/---

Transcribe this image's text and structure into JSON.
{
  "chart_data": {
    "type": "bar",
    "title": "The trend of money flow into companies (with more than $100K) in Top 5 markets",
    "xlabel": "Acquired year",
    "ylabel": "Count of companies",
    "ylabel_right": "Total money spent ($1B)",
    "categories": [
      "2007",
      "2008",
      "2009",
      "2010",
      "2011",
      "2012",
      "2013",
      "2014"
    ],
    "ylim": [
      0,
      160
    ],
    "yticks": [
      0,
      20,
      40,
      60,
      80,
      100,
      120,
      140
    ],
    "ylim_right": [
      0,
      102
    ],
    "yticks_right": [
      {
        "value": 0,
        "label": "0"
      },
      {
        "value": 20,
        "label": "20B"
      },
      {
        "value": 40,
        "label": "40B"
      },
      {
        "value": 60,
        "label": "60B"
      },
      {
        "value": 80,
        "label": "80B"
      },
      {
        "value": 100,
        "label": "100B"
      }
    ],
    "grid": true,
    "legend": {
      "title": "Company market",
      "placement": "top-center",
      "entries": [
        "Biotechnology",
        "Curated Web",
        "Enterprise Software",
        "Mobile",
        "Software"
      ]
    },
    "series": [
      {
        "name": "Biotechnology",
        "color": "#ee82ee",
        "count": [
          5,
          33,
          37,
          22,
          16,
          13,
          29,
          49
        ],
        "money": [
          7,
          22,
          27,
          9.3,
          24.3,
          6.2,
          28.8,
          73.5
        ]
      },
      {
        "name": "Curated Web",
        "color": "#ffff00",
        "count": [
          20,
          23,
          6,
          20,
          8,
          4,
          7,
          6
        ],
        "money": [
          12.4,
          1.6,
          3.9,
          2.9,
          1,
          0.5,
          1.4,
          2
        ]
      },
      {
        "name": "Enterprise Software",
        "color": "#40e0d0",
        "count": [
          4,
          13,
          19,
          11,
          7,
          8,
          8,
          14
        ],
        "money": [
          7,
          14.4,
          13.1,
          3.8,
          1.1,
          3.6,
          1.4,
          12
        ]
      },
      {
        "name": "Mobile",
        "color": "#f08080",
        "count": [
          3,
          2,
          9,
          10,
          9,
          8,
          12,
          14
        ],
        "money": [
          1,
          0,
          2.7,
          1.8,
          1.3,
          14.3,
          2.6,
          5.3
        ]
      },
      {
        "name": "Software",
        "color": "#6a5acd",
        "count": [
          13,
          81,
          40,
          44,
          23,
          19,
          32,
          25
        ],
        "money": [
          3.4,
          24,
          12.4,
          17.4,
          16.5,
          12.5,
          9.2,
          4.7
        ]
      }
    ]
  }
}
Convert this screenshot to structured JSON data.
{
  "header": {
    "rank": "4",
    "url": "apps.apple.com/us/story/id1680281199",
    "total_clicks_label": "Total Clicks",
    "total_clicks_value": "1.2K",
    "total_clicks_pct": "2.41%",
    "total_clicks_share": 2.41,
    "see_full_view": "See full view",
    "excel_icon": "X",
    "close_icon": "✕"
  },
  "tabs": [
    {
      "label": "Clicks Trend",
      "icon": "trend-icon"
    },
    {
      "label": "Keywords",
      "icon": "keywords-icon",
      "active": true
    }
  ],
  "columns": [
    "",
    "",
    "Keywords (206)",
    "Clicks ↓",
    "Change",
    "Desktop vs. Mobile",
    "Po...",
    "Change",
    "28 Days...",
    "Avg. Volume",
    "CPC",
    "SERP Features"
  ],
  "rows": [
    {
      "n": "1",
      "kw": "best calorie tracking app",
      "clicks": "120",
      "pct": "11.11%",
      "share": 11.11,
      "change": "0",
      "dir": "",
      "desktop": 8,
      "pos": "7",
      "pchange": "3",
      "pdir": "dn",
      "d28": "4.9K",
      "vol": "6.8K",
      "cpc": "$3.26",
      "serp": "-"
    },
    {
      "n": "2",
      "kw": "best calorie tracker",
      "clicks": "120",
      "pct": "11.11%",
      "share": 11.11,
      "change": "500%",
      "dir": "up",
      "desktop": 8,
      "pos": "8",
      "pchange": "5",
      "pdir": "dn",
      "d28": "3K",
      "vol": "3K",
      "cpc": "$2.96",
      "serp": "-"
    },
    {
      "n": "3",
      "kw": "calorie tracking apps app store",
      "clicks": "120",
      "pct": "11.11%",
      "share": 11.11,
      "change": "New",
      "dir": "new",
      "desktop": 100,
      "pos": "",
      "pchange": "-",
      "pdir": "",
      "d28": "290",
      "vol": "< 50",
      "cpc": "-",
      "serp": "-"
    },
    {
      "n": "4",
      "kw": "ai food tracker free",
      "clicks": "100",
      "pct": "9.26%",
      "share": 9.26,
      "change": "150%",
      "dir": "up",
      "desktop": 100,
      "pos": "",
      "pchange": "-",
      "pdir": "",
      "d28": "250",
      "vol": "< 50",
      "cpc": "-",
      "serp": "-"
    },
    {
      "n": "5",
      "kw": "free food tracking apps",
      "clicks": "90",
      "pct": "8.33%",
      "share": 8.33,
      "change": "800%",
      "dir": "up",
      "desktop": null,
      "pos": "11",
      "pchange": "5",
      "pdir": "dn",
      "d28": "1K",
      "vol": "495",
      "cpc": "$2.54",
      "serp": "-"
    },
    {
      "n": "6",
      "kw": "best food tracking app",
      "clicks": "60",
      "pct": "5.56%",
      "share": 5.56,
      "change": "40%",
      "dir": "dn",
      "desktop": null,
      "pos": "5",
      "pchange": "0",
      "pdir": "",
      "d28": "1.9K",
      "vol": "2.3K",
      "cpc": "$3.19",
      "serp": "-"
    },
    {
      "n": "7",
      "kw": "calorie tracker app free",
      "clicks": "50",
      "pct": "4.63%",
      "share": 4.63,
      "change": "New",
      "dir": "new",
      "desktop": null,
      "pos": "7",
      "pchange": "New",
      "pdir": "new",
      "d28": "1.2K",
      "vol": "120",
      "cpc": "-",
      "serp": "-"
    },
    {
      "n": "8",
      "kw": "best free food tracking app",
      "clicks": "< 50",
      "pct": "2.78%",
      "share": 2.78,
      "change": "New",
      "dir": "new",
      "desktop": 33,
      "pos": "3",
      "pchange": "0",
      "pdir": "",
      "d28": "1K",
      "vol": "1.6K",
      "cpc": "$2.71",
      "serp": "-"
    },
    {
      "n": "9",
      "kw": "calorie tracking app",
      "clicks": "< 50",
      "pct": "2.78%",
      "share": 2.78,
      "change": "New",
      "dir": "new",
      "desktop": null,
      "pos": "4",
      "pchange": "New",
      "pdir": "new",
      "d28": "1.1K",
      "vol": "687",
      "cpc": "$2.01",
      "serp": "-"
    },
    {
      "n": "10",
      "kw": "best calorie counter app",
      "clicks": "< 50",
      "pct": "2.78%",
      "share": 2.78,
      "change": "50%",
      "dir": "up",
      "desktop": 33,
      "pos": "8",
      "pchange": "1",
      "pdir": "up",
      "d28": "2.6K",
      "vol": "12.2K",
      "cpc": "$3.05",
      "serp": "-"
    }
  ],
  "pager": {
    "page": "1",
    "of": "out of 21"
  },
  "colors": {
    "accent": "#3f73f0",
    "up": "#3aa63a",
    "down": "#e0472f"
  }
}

\---

[Task objective] Locate all lines in the listing above with the word "Mobile". Copy them.

[Finished exercise]
        "Mobile",
        "name": "Mobile",
    "Desktop vs. Mobile",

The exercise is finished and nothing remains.